- [Problem to work on] Copy the data below exactly, omitting any picture it contains.

============================================================

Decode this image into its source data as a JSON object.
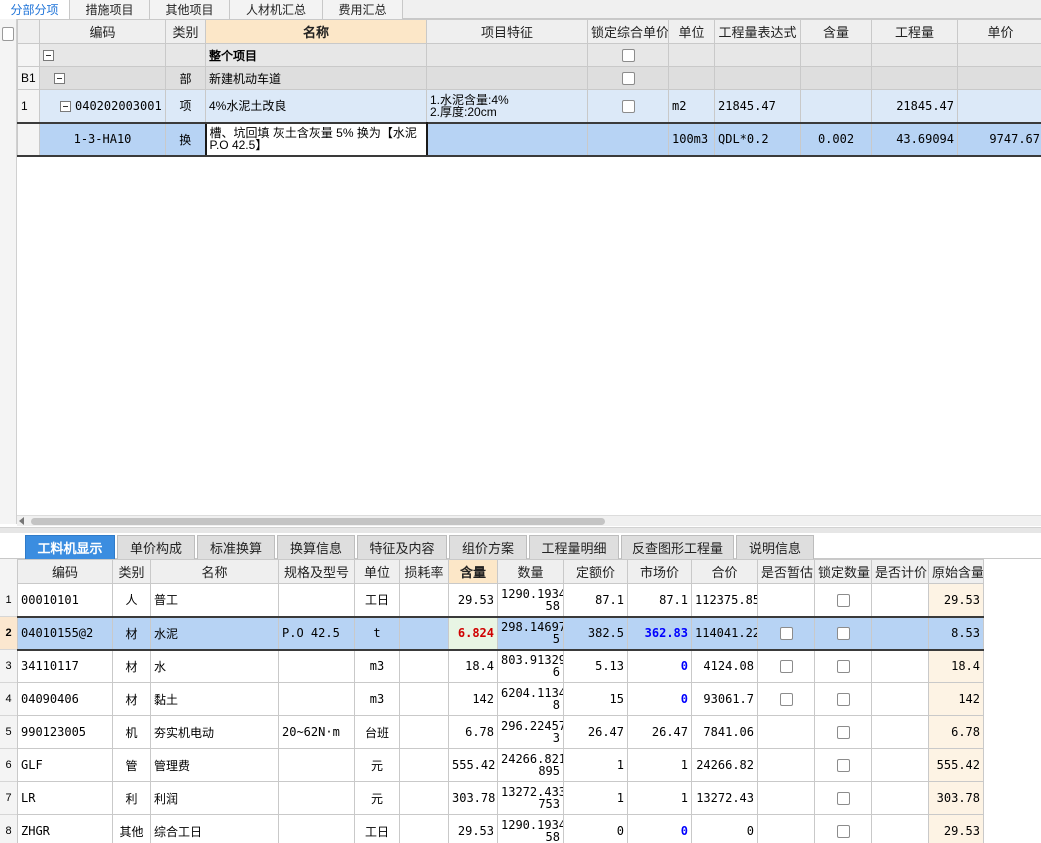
{
  "top_tabs": [
    {
      "label": "分部分项",
      "active": true
    },
    {
      "label": "措施项目",
      "active": false
    },
    {
      "label": "其他项目",
      "active": false
    },
    {
      "label": "人材机汇总",
      "active": false
    },
    {
      "label": "费用汇总",
      "active": false
    }
  ],
  "upper": {
    "headers": [
      "编码",
      "类别",
      "名称",
      "项目特征",
      "锁定综合单价",
      "单位",
      "工程量表达式",
      "含量",
      "工程量",
      "单价"
    ],
    "whole_project": {
      "name": "整个项目"
    },
    "part": {
      "row_label": "B1",
      "type": "部",
      "name": "新建机动车道"
    },
    "item": {
      "row_label": "1",
      "code": "040202003001",
      "type": "项",
      "name": "4%水泥土改良",
      "feature_line1": "1.水泥含量:4%",
      "feature_line2": "2.厚度:20cm",
      "unit": "m2",
      "expr": "21845.47",
      "quantity": "21845.47"
    },
    "sub": {
      "code": "1-3-HA10",
      "type": "换",
      "name": "槽、坑回填 灰土含灰量 5%  换为【水泥 P.O 42.5】",
      "unit": "100m3",
      "expr": "QDL*0.2",
      "content": "0.002",
      "quantity": "43.69094",
      "price": "9747.67"
    }
  },
  "bottom_tabs": [
    {
      "label": "工料机显示",
      "active": true
    },
    {
      "label": "单价构成",
      "active": false
    },
    {
      "label": "标准换算",
      "active": false
    },
    {
      "label": "换算信息",
      "active": false
    },
    {
      "label": "特征及内容",
      "active": false
    },
    {
      "label": "组价方案",
      "active": false
    },
    {
      "label": "工程量明细",
      "active": false
    },
    {
      "label": "反查图形工程量",
      "active": false
    },
    {
      "label": "说明信息",
      "active": false
    }
  ],
  "lower": {
    "headers": [
      "编码",
      "类别",
      "名称",
      "规格及型号",
      "单位",
      "损耗率",
      "含量",
      "数量",
      "定额价",
      "市场价",
      "合价",
      "是否暂估",
      "锁定数量",
      "是否计价",
      "原始含量"
    ],
    "rows": [
      {
        "no": "1",
        "code": "00010101",
        "type": "人",
        "name": "普工",
        "spec": "",
        "unit": "工日",
        "loss": "",
        "content": "29.53",
        "qty1": "1290.1934",
        "qty2": "58",
        "base": "87.1",
        "market": "87.1",
        "total": "112375.85",
        "est": false,
        "lock": true,
        "priced": false,
        "orig": "29.53"
      },
      {
        "no": "2",
        "code": "04010155@2",
        "type": "材",
        "name": "水泥",
        "spec": "P.O 42.5",
        "unit": "t",
        "loss": "",
        "content": "6.824",
        "qty1": "298.14697",
        "qty2": "5",
        "base": "382.5",
        "market": "362.83",
        "total": "114041.22",
        "est": true,
        "lock": true,
        "priced": false,
        "orig": "8.53"
      },
      {
        "no": "3",
        "code": "34110117",
        "type": "材",
        "name": "水",
        "spec": "",
        "unit": "m3",
        "loss": "",
        "content": "18.4",
        "qty1": "803.91329",
        "qty2": "6",
        "base": "5.13",
        "market": "0",
        "total": "4124.08",
        "est": true,
        "lock": true,
        "priced": false,
        "orig": "18.4"
      },
      {
        "no": "4",
        "code": "04090406",
        "type": "材",
        "name": "黏土",
        "spec": "",
        "unit": "m3",
        "loss": "",
        "content": "142",
        "qty1": "6204.1134",
        "qty2": "8",
        "base": "15",
        "market": "0",
        "total": "93061.7",
        "est": true,
        "lock": true,
        "priced": false,
        "orig": "142"
      },
      {
        "no": "5",
        "code": "990123005",
        "type": "机",
        "name": "夯实机电动",
        "spec": "20~62N·m",
        "unit": "台班",
        "loss": "",
        "content": "6.78",
        "qty1": "296.22457",
        "qty2": "3",
        "base": "26.47",
        "market": "26.47",
        "total": "7841.06",
        "est": false,
        "lock": true,
        "priced": false,
        "orig": "6.78"
      },
      {
        "no": "6",
        "code": "GLF",
        "type": "管",
        "name": "管理费",
        "spec": "",
        "unit": "元",
        "loss": "",
        "content": "555.42",
        "qty1": "24266.821",
        "qty2": "895",
        "base": "1",
        "market": "1",
        "total": "24266.82",
        "est": false,
        "lock": true,
        "priced": false,
        "orig": "555.42"
      },
      {
        "no": "7",
        "code": "LR",
        "type": "利",
        "name": "利润",
        "spec": "",
        "unit": "元",
        "loss": "",
        "content": "303.78",
        "qty1": "13272.433",
        "qty2": "753",
        "base": "1",
        "market": "1",
        "total": "13272.43",
        "est": false,
        "lock": true,
        "priced": false,
        "orig": "303.78"
      },
      {
        "no": "8",
        "code": "ZHGR",
        "type": "其他",
        "name": "综合工日",
        "spec": "",
        "unit": "工日",
        "loss": "",
        "content": "29.53",
        "qty1": "1290.1934",
        "qty2": "58",
        "base": "0",
        "market": "0",
        "total": "0",
        "est": false,
        "lock": true,
        "priced": false,
        "orig": "29.53"
      }
    ]
  },
  "icons": {
    "tree_toggle": "collapse-icon",
    "checkbox": "checkbox-icon",
    "scroll_left": "arrow-left-icon"
  }
}
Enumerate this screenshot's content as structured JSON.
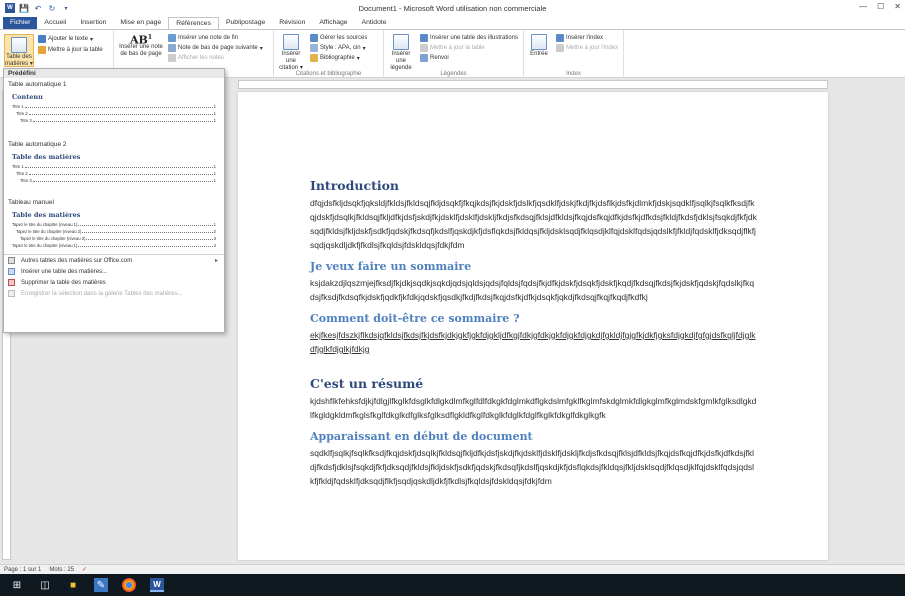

============================================================

- [Solved exercise]
Decode this image into its source data as a JSON object.
{
  "top_tabs": [
    {
      "label": "分部分项",
      "active": true
    },
    {
      "label": "措施项目",
      "active": false
    },
    {
      "label": "其他项目",
      "active": false
    },
    {
      "label": "人材机汇总",
      "active": false
    },
    {
      "label": "费用汇总",
      "active": false
    }
  ],
  "upper": {
    "headers": [
      "编码",
      "类别",
      "名称",
      "项目特征",
      "锁定综合单价",
      "单位",
      "工程量表达式",
      "含量",
      "工程量",
      "单价"
    ],
    "whole_project": {
      "name": "整个项目"
    },
    "part": {
      "row_label": "B1",
      "type": "部",
      "name": "新建机动车道"
    },
    "item": {
      "row_label": "1",
      "code": "040202003001",
      "type": "项",
      "name": "4%水泥土改良",
      "feature_line1": "1.水泥含量:4%",
      "feature_line2": "2.厚度:20cm",
      "unit": "m2",
      "expr": "21845.47",
      "quantity": "21845.47"
    },
    "sub": {
      "code": "1-3-HA10",
      "type": "换",
      "name": "槽、坑回填 灰土含灰量 5%  换为【水泥 P.O 42.5】",
      "unit": "100m3",
      "expr": "QDL*0.2",
      "content": "0.002",
      "quantity": "43.69094",
      "price": "9747.67"
    }
  },
  "bottom_tabs": [
    {
      "label": "工料机显示",
      "active": true
    },
    {
      "label": "单价构成",
      "active": false
    },
    {
      "label": "标准换算",
      "active": false
    },
    {
      "label": "换算信息",
      "active": false
    },
    {
      "label": "特征及内容",
      "active": false
    },
    {
      "label": "组价方案",
      "active": false
    },
    {
      "label": "工程量明细",
      "active": false
    },
    {
      "label": "反查图形工程量",
      "active": false
    },
    {
      "label": "说明信息",
      "active": false
    }
  ],
  "lower": {
    "headers": [
      "编码",
      "类别",
      "名称",
      "规格及型号",
      "单位",
      "损耗率",
      "含量",
      "数量",
      "定额价",
      "市场价",
      "合价",
      "是否暂估",
      "锁定数量",
      "是否计价",
      "原始含量"
    ],
    "rows": [
      {
        "no": "1",
        "code": "00010101",
        "type": "人",
        "name": "普工",
        "spec": "",
        "unit": "工日",
        "loss": "",
        "content": "29.53",
        "qty1": "1290.1934",
        "qty2": "58",
        "base": "87.1",
        "market": "87.1",
        "total": "112375.85",
        "est": false,
        "lock": true,
        "priced": false,
        "orig": "29.53"
      },
      {
        "no": "2",
        "code": "04010155@2",
        "type": "材",
        "name": "水泥",
        "spec": "P.O 42.5",
        "unit": "t",
        "loss": "",
        "content": "6.824",
        "qty1": "298.14697",
        "qty2": "5",
        "base": "382.5",
        "market": "362.83",
        "total": "114041.22",
        "est": true,
        "lock": true,
        "priced": false,
        "orig": "8.53"
      },
      {
        "no": "3",
        "code": "34110117",
        "type": "材",
        "name": "水",
        "spec": "",
        "unit": "m3",
        "loss": "",
        "content": "18.4",
        "qty1": "803.91329",
        "qty2": "6",
        "base": "5.13",
        "market": "0",
        "total": "4124.08",
        "est": true,
        "lock": true,
        "priced": false,
        "orig": "18.4"
      },
      {
        "no": "4",
        "code": "04090406",
        "type": "材",
        "name": "黏土",
        "spec": "",
        "unit": "m3",
        "loss": "",
        "content": "142",
        "qty1": "6204.1134",
        "qty2": "8",
        "base": "15",
        "market": "0",
        "total": "93061.7",
        "est": true,
        "lock": true,
        "priced": false,
        "orig": "142"
      },
      {
        "no": "5",
        "code": "990123005",
        "type": "机",
        "name": "夯实机电动",
        "spec": "20~62N·m",
        "unit": "台班",
        "loss": "",
        "content": "6.78",
        "qty1": "296.22457",
        "qty2": "3",
        "base": "26.47",
        "market": "26.47",
        "total": "7841.06",
        "est": false,
        "lock": true,
        "priced": false,
        "orig": "6.78"
      },
      {
        "no": "6",
        "code": "GLF",
        "type": "管",
        "name": "管理费",
        "spec": "",
        "unit": "元",
        "loss": "",
        "content": "555.42",
        "qty1": "24266.821",
        "qty2": "895",
        "base": "1",
        "market": "1",
        "total": "24266.82",
        "est": false,
        "lock": true,
        "priced": false,
        "orig": "555.42"
      },
      {
        "no": "7",
        "code": "LR",
        "type": "利",
        "name": "利润",
        "spec": "",
        "unit": "元",
        "loss": "",
        "content": "303.78",
        "qty1": "13272.433",
        "qty2": "753",
        "base": "1",
        "market": "1",
        "total": "13272.43",
        "est": false,
        "lock": true,
        "priced": false,
        "orig": "303.78"
      },
      {
        "no": "8",
        "code": "ZHGR",
        "type": "其他",
        "name": "综合工日",
        "spec": "",
        "unit": "工日",
        "loss": "",
        "content": "29.53",
        "qty1": "1290.1934",
        "qty2": "58",
        "base": "0",
        "market": "0",
        "total": "0",
        "est": false,
        "lock": true,
        "priced": false,
        "orig": "29.53"
      }
    ]
  },
  "icons": {
    "tree_toggle": "collapse-icon",
    "checkbox": "checkbox-icon",
    "scroll_left": "arrow-left-icon"
  }
}
Enumerate this screenshot's content as structured JSON.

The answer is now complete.